(Items from a data source)
┄┄┄┄┄┄┄┄┄┄┄┄┄┄┄┄┄┄┄┄

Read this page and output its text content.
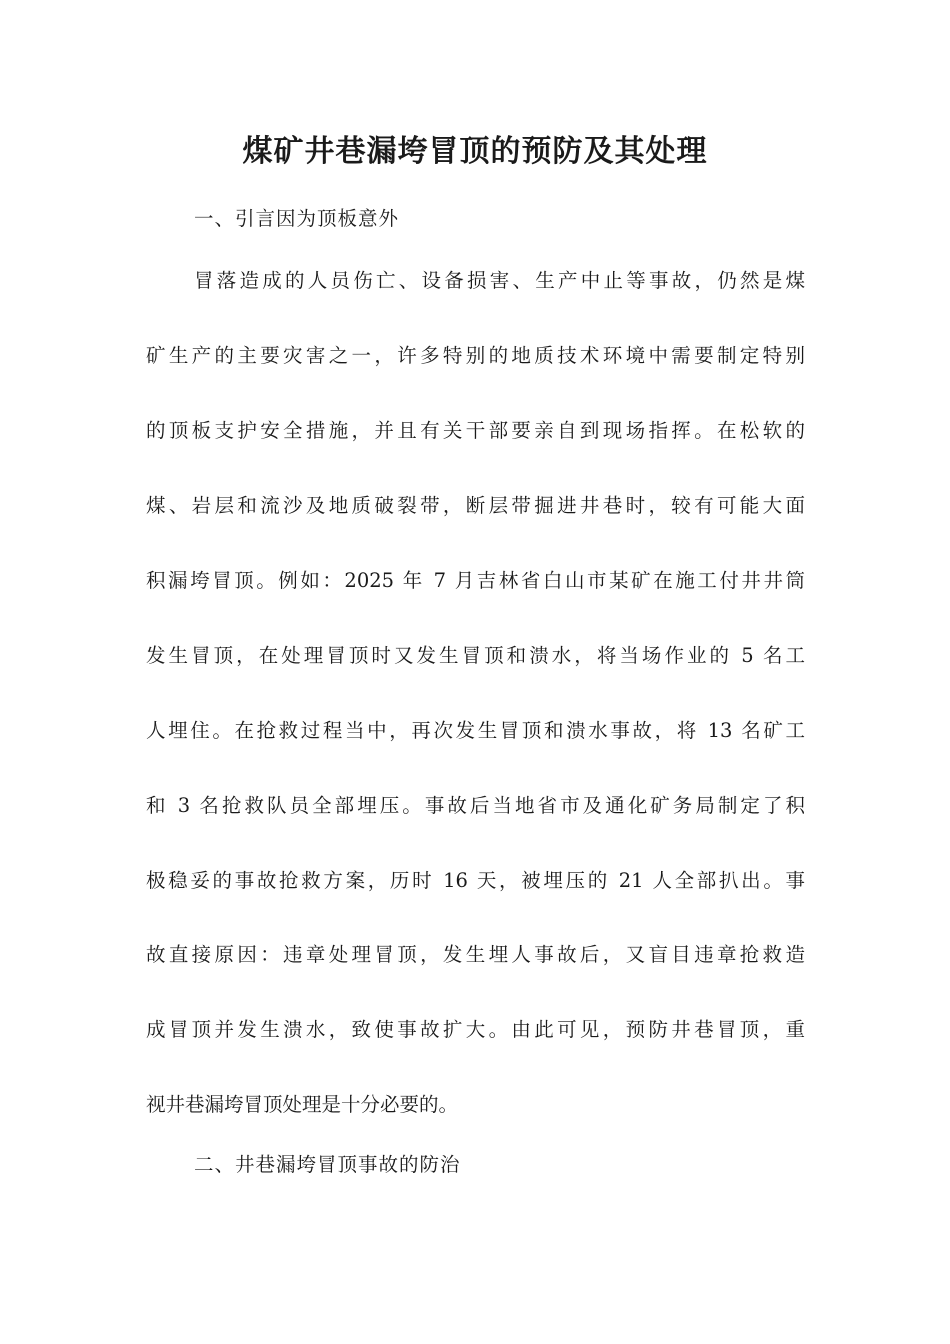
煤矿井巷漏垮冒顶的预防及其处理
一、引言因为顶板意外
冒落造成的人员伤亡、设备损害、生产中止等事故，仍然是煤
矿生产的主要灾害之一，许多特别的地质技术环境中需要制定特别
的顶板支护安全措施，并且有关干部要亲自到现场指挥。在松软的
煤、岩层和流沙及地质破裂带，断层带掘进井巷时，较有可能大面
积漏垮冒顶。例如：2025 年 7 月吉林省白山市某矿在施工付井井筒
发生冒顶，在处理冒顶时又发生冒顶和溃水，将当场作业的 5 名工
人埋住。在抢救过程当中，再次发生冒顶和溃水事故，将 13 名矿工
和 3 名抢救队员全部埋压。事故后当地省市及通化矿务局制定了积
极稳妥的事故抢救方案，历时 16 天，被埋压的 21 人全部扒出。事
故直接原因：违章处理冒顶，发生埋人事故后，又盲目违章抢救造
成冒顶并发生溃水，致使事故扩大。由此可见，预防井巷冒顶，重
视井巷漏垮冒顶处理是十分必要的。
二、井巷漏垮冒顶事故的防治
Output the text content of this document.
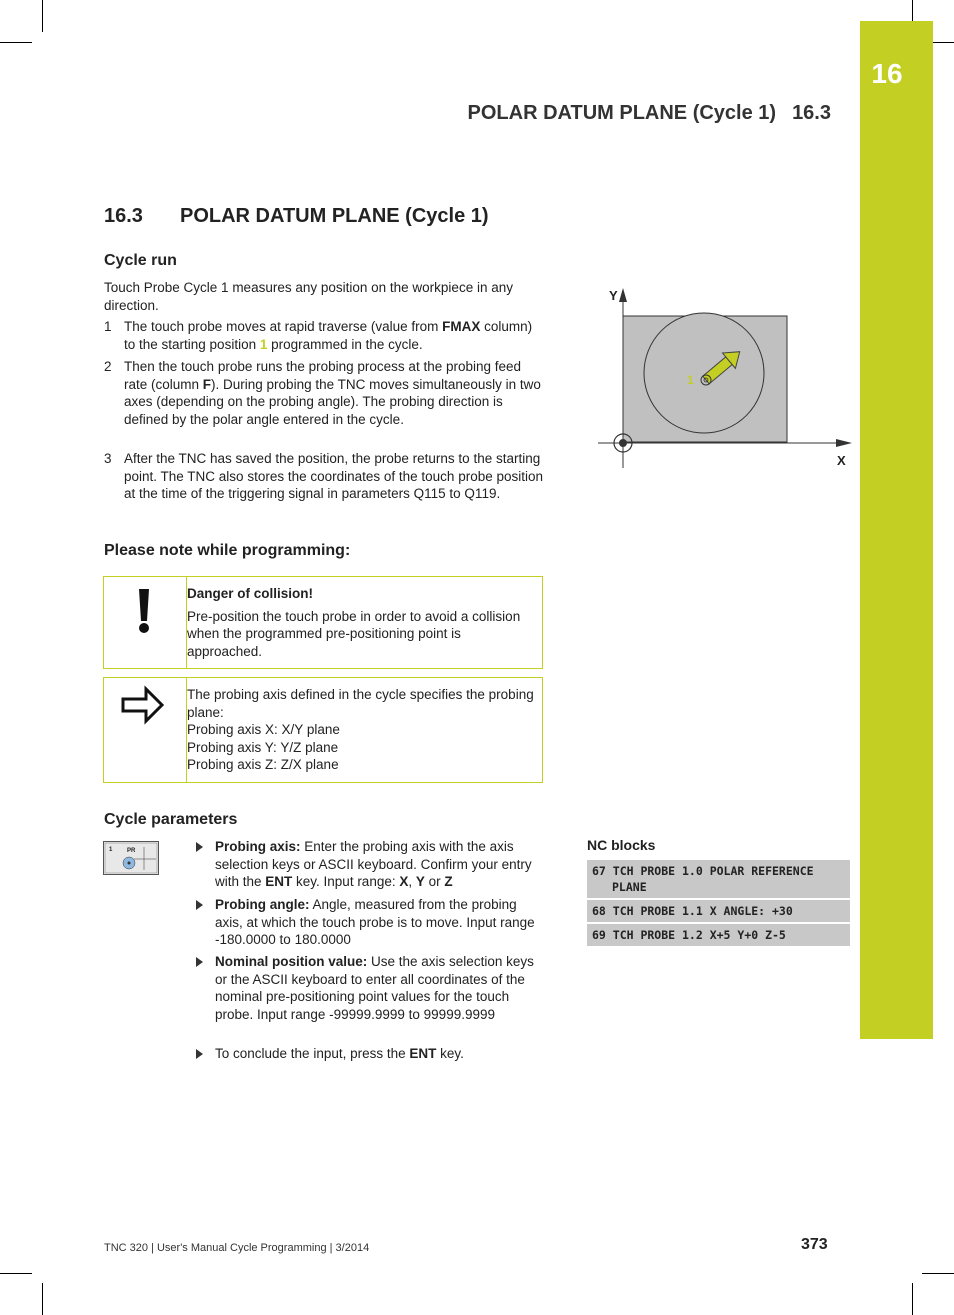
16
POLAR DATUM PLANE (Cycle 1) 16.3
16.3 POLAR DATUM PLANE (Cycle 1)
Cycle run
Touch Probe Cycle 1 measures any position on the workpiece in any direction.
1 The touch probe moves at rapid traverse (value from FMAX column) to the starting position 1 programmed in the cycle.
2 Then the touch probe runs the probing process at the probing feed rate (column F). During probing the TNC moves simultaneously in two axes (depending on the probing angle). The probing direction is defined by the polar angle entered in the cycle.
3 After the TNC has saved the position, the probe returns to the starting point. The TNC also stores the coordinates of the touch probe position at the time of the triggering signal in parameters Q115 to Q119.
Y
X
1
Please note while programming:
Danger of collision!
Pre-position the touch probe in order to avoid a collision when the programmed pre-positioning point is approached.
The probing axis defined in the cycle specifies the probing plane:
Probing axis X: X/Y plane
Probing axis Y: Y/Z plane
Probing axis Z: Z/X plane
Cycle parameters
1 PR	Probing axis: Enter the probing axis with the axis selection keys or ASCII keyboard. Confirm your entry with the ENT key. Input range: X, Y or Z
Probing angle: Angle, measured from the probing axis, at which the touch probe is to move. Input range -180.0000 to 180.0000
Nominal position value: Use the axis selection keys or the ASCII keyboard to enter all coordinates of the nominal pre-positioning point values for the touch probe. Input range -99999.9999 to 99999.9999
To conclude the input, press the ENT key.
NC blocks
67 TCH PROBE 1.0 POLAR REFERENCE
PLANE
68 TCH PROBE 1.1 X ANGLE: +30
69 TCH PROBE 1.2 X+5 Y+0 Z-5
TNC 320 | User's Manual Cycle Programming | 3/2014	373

┄┄┄┄┄┄┄┄┄┄┄┄┄┄┄┄┄┄┄┄

Task to complete »
Quote the material exactly. Pictures stay out.

Full answer »
Read this page and output its text content.
煤矿井巷漏垮冒顶的预防及其处理
一、引言因为顶板意外
冒落造成的人员伤亡、设备损害、生产中止等事故，仍然是煤
矿生产的主要灾害之一，许多特别的地质技术环境中需要制定特别
的顶板支护安全措施，并且有关干部要亲自到现场指挥。在松软的
煤、岩层和流沙及地质破裂带，断层带掘进井巷时，较有可能大面
积漏垮冒顶。例如：2025 年 7 月吉林省白山市某矿在施工付井井筒
发生冒顶，在处理冒顶时又发生冒顶和溃水，将当场作业的 5 名工
人埋住。在抢救过程当中，再次发生冒顶和溃水事故，将 13 名矿工
和 3 名抢救队员全部埋压。事故后当地省市及通化矿务局制定了积
极稳妥的事故抢救方案，历时 16 天，被埋压的 21 人全部扒出。事
故直接原因：违章处理冒顶，发生埋人事故后，又盲目违章抢救造
成冒顶并发生溃水，致使事故扩大。由此可见，预防井巷冒顶，重
视井巷漏垮冒顶处理是十分必要的。
二、井巷漏垮冒顶事故的防治
Output the text content of this document.
16
POLAR DATUM PLANE (Cycle 1) 16.3
16.3 POLAR DATUM PLANE (Cycle 1)
Cycle run
Touch Probe Cycle 1 measures any position on the workpiece in any direction.
1 The touch probe moves at rapid traverse (value from FMAX column) to the starting position 1 programmed in the cycle.
2 Then the touch probe runs the probing process at the probing feed rate (column F). During probing the TNC moves simultaneously in two axes (depending on the probing angle). The probing direction is defined by the polar angle entered in the cycle.
3 After the TNC has saved the position, the probe returns to the starting point. The TNC also stores the coordinates of the touch probe position at the time of the triggering signal in parameters Q115 to Q119.
Y
X
1
Please note while programming:
Danger of collision!
Pre-position the touch probe in order to avoid a collision when the programmed pre-positioning point is approached.
The probing axis defined in the cycle specifies the probing plane:
Probing axis X: X/Y plane
Probing axis Y: Y/Z plane
Probing axis Z: Z/X plane
Cycle parameters
1 PR	Probing axis: Enter the probing axis with the axis selection keys or ASCII keyboard. Confirm your entry with the ENT key. Input range: X, Y or Z
Probing angle: Angle, measured from the probing axis, at which the touch probe is to move. Input range -180.0000 to 180.0000
Nominal position value: Use the axis selection keys or the ASCII keyboard to enter all coordinates of the nominal pre-positioning point values for the touch probe. Input range -99999.9999 to 99999.9999
To conclude the input, press the ENT key.
NC blocks
67 TCH PROBE 1.0 POLAR REFERENCE
PLANE
68 TCH PROBE 1.1 X ANGLE: +30
69 TCH PROBE 1.2 X+5 Y+0 Z-5
TNC 320 | User's Manual Cycle Programming | 3/2014	373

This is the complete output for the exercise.